▸ Exercise goal: Reproduce each line that includes the word "time".

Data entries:
--------------------

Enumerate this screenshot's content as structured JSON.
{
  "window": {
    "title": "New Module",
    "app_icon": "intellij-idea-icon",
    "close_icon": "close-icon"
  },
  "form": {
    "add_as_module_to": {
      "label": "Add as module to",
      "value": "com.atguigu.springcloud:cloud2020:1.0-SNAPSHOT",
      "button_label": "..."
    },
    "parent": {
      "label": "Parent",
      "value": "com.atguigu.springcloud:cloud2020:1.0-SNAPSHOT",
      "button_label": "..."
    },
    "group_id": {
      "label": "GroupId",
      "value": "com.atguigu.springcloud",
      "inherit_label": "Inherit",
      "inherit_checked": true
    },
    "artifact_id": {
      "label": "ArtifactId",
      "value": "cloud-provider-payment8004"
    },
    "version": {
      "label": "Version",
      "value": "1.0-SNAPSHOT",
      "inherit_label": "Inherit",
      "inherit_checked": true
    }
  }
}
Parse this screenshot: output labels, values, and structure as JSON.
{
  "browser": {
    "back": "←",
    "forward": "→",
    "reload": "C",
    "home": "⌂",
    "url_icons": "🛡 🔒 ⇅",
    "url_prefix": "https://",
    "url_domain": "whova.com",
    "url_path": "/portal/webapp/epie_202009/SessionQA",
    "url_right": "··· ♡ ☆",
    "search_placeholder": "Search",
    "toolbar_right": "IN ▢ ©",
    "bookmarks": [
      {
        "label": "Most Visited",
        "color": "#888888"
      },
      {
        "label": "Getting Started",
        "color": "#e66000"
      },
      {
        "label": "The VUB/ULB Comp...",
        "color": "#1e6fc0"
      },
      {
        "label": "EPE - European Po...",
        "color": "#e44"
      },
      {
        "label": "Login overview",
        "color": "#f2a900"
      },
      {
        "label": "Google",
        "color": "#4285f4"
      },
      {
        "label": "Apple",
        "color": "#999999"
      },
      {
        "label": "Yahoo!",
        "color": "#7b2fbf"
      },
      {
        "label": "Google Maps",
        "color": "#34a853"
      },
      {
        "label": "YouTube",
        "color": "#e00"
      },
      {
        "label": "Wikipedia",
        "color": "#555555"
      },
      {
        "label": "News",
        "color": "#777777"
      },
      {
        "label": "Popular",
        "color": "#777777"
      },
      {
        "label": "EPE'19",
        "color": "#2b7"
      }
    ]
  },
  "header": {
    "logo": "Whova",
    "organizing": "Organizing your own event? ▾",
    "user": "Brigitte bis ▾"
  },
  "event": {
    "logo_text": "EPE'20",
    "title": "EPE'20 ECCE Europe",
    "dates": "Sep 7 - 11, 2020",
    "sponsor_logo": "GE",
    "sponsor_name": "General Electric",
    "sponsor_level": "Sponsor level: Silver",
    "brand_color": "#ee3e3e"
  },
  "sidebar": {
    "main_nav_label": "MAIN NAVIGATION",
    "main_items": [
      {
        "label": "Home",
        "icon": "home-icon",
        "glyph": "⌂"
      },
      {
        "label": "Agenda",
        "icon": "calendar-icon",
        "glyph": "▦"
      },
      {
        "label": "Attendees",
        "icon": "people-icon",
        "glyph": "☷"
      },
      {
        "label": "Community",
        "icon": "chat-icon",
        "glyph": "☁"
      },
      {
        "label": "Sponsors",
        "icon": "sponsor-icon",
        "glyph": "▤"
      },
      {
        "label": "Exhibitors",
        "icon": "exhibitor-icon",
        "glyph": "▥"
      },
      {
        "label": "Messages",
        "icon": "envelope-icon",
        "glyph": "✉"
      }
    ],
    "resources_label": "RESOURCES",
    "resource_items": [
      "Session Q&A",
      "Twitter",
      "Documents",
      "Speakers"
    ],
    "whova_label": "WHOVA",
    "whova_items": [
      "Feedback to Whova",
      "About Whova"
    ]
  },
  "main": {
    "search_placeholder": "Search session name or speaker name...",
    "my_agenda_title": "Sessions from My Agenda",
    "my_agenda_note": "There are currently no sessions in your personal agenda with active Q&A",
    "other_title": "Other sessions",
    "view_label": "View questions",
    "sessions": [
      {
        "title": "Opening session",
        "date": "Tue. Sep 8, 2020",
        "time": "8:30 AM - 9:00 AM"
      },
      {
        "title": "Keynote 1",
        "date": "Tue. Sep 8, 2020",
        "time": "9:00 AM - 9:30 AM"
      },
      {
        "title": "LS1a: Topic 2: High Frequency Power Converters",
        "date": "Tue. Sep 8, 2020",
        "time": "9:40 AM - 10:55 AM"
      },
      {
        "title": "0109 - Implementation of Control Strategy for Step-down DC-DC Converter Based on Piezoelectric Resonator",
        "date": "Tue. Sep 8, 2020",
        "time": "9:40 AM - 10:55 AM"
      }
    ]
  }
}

--------------------

▸ Problem solution:
        "time": "8:30 AM - 9:00 AM"
        "time": "9:00 AM - 9:30 AM"
        "time": "9:40 AM - 10:55 AM"
        "time": "9:40 AM - 10:55 AM"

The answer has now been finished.